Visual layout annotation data
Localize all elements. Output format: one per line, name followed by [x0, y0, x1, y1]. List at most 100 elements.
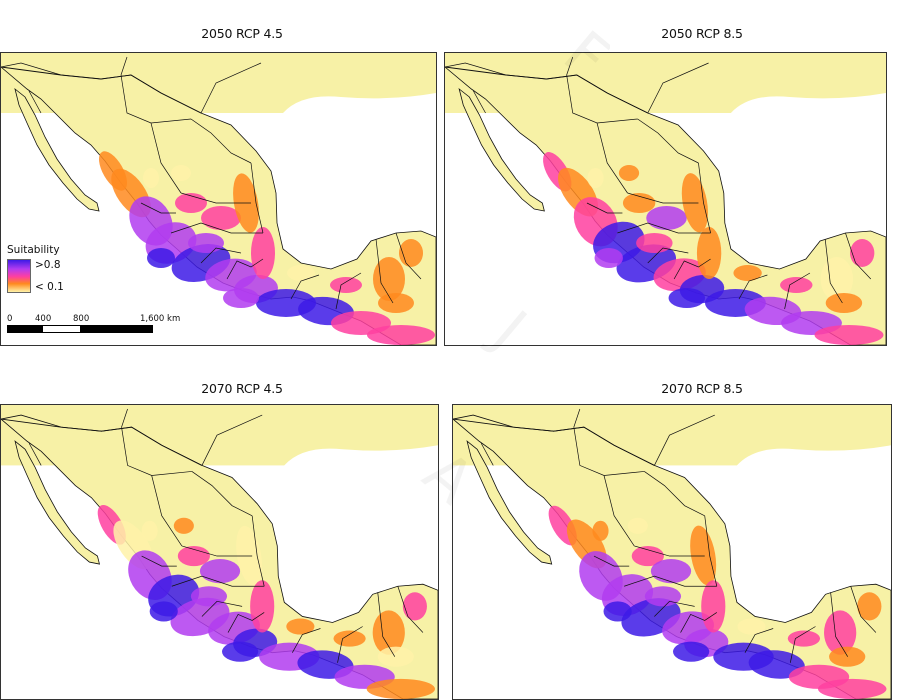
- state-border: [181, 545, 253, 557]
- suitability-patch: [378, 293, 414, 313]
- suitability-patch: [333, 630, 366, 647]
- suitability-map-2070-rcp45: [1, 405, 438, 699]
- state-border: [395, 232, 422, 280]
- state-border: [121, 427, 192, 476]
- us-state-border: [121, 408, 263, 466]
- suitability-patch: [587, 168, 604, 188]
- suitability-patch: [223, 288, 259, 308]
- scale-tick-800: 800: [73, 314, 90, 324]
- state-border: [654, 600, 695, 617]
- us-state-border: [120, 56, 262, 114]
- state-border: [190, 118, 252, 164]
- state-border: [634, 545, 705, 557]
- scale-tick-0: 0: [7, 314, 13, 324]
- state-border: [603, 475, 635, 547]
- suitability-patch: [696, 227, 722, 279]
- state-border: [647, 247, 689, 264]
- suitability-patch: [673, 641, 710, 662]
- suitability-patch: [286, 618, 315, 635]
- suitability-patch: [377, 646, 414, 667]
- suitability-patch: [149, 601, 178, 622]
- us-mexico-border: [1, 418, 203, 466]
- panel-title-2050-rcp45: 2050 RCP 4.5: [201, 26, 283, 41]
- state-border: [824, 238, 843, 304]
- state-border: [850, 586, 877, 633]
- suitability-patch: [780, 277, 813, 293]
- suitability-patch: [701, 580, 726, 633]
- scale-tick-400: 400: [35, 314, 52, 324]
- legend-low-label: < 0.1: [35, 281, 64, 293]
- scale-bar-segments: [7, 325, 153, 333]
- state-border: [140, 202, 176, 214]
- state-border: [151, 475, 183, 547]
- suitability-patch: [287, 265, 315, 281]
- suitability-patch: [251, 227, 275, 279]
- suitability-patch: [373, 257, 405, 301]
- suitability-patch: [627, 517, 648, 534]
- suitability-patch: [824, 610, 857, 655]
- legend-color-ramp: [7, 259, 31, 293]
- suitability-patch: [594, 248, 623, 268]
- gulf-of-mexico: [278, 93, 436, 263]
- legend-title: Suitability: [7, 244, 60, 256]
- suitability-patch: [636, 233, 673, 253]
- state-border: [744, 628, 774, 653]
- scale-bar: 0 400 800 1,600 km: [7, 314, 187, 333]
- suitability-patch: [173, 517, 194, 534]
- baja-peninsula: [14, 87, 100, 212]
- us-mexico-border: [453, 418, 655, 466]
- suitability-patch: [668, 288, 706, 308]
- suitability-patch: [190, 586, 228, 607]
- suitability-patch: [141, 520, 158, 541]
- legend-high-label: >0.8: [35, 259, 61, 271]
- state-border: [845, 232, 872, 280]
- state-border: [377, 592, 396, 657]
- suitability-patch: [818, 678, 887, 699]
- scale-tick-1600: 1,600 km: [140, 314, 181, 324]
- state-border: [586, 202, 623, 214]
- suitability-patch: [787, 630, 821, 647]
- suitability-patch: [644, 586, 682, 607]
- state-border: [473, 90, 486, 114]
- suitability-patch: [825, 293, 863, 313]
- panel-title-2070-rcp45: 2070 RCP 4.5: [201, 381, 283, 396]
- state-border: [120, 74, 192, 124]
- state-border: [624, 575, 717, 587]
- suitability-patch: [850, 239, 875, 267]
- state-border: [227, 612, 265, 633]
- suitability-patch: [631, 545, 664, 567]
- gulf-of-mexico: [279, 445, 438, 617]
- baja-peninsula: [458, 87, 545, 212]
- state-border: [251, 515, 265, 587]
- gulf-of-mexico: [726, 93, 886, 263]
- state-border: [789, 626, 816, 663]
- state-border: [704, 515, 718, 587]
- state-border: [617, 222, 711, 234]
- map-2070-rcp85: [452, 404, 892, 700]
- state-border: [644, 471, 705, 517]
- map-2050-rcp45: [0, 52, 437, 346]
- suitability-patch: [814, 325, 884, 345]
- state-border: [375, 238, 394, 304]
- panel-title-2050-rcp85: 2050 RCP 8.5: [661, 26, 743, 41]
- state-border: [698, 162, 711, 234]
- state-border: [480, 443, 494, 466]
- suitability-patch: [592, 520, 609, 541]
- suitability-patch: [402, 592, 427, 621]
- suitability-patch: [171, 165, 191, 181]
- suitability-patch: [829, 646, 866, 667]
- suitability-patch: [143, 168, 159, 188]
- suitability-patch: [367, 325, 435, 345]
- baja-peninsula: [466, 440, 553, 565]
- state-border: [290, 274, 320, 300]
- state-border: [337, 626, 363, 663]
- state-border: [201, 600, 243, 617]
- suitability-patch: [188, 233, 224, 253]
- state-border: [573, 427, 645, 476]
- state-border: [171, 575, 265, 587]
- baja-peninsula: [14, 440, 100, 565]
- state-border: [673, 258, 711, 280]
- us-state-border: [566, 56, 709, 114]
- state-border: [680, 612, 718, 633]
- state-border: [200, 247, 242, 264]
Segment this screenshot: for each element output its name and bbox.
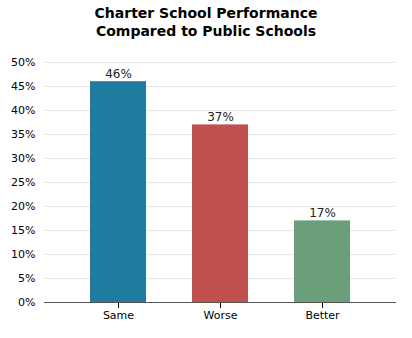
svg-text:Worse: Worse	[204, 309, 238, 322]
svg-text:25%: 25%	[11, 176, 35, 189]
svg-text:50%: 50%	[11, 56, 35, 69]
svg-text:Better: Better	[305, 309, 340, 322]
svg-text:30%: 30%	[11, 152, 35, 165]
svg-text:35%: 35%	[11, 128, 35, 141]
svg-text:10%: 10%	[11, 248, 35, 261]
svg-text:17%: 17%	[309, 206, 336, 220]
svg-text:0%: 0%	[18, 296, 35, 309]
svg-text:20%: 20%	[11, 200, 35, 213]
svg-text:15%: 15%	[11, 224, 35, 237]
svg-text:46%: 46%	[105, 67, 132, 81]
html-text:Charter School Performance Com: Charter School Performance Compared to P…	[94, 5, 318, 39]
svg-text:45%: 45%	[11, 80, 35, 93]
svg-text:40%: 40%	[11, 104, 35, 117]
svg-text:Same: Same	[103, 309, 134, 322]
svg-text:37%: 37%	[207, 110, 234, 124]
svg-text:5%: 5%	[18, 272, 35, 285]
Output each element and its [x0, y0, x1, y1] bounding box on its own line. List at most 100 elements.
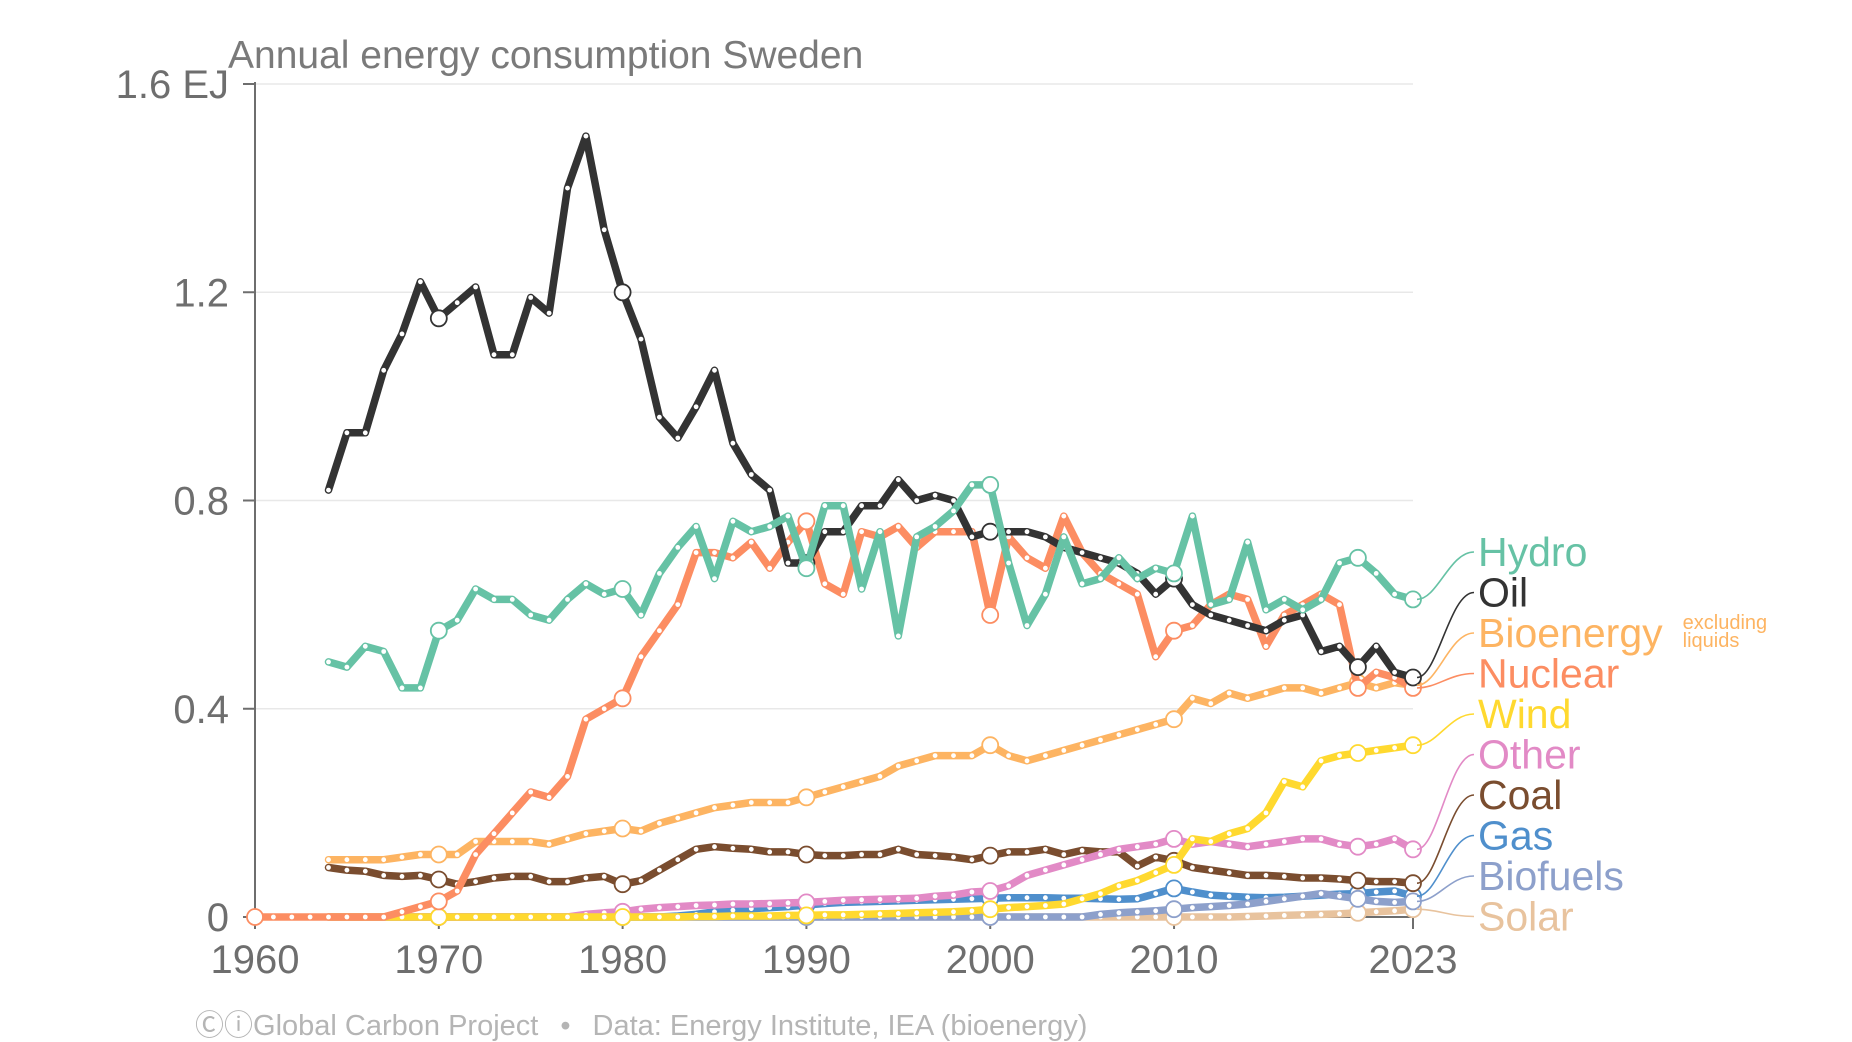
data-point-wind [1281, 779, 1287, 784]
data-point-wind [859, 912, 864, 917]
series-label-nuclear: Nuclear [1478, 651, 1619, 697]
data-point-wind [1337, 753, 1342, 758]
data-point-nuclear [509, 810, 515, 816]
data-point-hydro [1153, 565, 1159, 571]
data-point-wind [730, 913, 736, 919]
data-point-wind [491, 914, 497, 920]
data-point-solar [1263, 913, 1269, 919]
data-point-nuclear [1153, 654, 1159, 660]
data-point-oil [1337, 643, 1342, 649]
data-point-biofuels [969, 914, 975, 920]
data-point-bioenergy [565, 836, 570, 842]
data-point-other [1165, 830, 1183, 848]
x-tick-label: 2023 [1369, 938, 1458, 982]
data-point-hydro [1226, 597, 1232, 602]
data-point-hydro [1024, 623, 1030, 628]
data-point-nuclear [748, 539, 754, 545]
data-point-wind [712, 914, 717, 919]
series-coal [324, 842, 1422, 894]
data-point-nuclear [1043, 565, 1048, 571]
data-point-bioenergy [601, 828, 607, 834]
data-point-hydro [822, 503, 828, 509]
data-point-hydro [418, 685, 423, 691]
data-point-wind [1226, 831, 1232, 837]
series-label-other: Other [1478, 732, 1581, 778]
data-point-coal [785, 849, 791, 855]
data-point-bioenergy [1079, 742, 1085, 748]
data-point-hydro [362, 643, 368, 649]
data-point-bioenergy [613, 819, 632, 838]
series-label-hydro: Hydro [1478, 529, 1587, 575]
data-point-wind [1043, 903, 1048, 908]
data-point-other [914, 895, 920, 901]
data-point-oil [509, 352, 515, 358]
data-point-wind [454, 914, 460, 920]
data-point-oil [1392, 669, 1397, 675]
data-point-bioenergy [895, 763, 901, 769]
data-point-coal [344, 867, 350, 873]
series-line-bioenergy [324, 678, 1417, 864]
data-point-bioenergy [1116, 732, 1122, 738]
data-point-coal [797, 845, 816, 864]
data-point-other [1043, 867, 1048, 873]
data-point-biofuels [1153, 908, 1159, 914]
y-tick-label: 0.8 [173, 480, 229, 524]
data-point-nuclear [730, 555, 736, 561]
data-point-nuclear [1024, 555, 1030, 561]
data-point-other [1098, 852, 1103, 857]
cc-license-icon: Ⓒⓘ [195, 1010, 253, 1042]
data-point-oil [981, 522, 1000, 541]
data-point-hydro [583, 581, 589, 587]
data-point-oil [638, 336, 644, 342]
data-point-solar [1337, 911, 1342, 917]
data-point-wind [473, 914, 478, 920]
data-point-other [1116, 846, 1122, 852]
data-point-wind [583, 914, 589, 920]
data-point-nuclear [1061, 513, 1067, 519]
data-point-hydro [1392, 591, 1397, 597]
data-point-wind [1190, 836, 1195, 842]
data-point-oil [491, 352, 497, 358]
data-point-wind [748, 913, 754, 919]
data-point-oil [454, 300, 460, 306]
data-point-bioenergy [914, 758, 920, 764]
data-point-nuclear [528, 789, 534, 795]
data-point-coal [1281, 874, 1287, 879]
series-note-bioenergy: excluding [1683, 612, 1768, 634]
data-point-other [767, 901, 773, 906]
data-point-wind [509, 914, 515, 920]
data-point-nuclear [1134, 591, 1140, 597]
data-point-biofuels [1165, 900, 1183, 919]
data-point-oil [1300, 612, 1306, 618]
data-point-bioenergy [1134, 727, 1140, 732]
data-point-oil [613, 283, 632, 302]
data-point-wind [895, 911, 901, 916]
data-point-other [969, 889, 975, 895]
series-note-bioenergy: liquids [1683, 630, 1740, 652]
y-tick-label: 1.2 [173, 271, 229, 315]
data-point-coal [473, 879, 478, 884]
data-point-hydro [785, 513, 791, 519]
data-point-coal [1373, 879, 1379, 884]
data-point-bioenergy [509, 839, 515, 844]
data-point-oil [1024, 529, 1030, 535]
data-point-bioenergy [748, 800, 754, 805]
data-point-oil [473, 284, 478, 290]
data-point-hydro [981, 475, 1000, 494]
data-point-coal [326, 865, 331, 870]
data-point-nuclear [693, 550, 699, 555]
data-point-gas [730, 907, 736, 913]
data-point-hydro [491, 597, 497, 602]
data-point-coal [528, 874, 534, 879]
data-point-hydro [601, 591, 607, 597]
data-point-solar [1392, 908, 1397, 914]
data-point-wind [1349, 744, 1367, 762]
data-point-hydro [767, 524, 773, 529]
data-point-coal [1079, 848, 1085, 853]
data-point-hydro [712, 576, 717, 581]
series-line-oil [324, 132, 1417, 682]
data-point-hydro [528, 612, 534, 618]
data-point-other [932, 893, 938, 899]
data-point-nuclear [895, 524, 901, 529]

Exercise description -> From the entries above, pull out each line that contains the string "label", treating uppercase and lowercase letters as different.

Task result ->
- legend-low-label: < 0.1: [35, 281, 64, 293]
- legend-high-label: >0.8: [35, 259, 61, 271]
series-label-nuclear: Nuclear [1478, 651, 1619, 697]
x-tick-label: 2023 [1369, 938, 1458, 982]
series-label-other: Other [1478, 732, 1581, 778]
series-label-hydro: Hydro [1478, 529, 1587, 575]
y-tick-label: 0.8 [173, 480, 229, 524]
y-tick-label: 1.2 [173, 271, 229, 315]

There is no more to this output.